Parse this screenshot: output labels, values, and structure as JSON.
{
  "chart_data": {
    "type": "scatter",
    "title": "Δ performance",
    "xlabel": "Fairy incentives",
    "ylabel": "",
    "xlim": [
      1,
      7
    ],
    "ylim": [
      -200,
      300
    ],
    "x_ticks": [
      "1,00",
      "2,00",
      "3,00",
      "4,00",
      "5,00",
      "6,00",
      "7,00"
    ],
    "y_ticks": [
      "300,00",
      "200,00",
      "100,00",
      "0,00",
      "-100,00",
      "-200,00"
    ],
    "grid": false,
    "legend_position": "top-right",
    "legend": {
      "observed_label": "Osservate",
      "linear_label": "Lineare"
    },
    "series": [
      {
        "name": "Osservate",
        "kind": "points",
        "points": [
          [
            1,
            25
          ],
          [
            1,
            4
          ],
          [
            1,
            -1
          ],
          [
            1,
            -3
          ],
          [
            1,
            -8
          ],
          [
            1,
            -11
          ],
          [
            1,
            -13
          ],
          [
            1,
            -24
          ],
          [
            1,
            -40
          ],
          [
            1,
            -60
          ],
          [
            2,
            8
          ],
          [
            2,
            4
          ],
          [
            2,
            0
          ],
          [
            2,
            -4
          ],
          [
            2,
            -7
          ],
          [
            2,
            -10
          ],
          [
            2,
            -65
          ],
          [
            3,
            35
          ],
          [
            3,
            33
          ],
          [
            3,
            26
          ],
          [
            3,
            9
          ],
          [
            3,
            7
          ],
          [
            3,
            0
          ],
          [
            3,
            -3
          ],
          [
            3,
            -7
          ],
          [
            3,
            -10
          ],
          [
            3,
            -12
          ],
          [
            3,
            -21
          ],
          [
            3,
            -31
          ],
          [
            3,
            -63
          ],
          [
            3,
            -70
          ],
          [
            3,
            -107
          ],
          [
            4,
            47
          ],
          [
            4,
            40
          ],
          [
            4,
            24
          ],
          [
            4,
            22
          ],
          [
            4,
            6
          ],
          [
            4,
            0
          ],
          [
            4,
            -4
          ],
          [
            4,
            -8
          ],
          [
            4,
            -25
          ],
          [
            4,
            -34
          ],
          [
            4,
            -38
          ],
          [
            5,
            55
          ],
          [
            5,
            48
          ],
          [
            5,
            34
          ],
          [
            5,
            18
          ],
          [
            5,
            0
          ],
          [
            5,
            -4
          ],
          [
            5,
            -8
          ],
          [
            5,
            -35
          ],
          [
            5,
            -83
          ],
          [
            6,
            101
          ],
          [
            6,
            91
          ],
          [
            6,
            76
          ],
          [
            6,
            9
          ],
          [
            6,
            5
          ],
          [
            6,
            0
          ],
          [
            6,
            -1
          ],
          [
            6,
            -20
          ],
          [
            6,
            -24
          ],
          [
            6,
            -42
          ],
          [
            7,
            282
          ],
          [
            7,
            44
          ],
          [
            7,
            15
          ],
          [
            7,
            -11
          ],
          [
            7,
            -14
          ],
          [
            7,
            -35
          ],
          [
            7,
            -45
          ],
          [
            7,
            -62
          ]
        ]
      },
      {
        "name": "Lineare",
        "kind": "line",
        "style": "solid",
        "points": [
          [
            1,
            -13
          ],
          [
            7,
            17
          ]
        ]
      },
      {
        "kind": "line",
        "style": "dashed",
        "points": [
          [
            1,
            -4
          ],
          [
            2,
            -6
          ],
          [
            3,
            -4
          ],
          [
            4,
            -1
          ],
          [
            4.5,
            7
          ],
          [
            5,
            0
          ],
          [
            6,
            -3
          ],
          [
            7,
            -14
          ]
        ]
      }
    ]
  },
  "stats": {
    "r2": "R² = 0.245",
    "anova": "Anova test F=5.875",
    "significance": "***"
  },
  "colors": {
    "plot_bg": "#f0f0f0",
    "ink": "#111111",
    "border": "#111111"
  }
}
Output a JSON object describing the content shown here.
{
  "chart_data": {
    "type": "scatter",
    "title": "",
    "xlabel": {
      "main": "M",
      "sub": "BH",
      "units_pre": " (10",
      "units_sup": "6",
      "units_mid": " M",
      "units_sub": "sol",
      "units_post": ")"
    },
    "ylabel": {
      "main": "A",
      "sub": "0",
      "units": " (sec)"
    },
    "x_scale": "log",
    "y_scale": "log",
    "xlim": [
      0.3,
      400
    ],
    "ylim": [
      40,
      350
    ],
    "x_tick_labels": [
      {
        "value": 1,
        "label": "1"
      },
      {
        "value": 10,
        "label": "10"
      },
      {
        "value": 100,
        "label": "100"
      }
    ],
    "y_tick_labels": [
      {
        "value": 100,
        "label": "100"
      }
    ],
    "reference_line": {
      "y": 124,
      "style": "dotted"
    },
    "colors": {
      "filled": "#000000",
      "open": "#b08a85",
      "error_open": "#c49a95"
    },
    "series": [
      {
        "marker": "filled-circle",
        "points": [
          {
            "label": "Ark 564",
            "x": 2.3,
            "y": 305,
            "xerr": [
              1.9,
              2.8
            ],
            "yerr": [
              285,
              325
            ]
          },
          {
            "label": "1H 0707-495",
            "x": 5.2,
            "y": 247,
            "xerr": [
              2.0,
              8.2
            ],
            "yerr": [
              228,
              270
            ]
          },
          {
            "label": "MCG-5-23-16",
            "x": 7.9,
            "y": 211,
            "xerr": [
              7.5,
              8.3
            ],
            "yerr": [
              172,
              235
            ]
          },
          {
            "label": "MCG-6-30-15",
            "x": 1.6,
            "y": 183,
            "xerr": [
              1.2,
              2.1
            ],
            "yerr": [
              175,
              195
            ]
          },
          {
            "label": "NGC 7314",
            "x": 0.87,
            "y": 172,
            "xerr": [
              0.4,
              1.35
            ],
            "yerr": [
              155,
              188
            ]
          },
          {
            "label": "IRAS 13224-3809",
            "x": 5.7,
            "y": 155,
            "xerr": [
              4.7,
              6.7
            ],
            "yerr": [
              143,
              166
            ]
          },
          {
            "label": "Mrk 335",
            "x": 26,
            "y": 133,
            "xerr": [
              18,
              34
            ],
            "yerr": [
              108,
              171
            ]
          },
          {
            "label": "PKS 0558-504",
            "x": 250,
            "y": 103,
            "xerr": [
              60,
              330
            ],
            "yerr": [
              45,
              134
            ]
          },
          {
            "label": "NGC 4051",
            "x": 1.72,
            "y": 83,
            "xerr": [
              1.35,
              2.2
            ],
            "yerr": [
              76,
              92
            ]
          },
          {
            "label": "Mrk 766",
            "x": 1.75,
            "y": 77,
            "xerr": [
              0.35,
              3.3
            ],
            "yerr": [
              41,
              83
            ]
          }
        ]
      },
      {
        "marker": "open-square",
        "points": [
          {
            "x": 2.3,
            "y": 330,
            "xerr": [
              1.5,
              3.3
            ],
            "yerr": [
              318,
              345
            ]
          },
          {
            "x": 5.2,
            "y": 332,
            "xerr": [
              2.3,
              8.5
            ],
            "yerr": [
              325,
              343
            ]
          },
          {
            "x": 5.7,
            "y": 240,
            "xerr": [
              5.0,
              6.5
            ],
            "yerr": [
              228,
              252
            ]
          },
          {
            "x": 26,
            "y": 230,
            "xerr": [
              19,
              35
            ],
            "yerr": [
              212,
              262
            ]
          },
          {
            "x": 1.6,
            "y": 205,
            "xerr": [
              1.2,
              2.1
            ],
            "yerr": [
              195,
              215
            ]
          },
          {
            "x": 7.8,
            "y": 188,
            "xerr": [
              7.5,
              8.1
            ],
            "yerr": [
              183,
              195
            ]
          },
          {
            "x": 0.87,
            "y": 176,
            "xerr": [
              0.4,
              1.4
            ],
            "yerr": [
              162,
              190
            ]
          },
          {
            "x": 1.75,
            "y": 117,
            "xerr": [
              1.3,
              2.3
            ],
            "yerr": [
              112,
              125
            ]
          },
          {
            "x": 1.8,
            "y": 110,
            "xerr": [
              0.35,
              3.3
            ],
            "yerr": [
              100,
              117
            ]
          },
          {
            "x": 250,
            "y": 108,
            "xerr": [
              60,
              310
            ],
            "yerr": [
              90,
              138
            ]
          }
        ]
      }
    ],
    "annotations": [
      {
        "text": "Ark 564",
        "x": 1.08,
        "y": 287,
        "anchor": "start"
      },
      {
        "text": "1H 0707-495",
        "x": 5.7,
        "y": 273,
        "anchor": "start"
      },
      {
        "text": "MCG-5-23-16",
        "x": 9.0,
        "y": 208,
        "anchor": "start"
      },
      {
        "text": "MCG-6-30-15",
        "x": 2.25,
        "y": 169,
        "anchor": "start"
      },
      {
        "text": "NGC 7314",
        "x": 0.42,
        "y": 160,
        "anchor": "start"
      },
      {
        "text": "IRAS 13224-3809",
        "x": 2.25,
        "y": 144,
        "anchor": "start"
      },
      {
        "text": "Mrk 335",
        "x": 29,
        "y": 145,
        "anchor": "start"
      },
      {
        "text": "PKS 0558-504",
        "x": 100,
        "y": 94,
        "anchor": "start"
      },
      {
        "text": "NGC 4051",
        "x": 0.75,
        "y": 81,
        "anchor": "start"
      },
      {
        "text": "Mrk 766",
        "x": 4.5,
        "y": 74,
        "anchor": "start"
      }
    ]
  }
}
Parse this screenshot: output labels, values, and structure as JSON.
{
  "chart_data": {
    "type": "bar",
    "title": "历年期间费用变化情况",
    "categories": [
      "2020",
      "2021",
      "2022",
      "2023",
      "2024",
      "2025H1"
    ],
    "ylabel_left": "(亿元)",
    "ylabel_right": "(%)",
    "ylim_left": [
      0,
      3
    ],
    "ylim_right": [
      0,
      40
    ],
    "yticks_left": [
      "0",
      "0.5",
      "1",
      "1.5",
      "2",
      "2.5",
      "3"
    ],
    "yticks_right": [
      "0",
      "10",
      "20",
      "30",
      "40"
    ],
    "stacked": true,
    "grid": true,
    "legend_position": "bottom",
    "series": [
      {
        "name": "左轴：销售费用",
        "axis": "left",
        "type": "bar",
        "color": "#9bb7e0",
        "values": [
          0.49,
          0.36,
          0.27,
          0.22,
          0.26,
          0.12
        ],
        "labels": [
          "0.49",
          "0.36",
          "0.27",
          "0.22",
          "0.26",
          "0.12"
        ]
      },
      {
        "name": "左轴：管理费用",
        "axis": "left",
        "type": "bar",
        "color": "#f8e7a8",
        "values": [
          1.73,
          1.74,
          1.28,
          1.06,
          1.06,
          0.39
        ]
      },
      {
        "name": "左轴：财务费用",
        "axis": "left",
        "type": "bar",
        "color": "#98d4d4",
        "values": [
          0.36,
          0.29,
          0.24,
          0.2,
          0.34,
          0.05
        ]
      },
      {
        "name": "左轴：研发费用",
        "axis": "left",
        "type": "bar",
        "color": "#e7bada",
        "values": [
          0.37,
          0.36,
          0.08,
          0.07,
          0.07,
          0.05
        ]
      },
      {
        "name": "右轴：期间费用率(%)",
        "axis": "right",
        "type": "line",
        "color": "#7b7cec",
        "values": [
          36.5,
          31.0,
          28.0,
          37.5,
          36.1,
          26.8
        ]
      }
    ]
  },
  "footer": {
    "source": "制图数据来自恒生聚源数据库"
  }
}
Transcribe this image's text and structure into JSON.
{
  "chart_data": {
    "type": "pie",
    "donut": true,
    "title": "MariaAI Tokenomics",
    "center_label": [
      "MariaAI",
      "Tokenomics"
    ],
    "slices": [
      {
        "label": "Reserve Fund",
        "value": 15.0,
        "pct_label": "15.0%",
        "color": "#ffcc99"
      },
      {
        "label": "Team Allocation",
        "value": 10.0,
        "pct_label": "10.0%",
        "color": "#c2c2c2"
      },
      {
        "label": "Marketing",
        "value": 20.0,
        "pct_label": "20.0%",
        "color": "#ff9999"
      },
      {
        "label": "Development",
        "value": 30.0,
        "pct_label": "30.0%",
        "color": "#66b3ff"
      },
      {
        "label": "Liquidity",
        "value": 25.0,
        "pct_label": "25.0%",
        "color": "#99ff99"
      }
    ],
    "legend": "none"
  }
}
###
Go over the data above and copy every line that has the word "filled" in it.

      "filled": "#000000",
        "marker": "filled-circle",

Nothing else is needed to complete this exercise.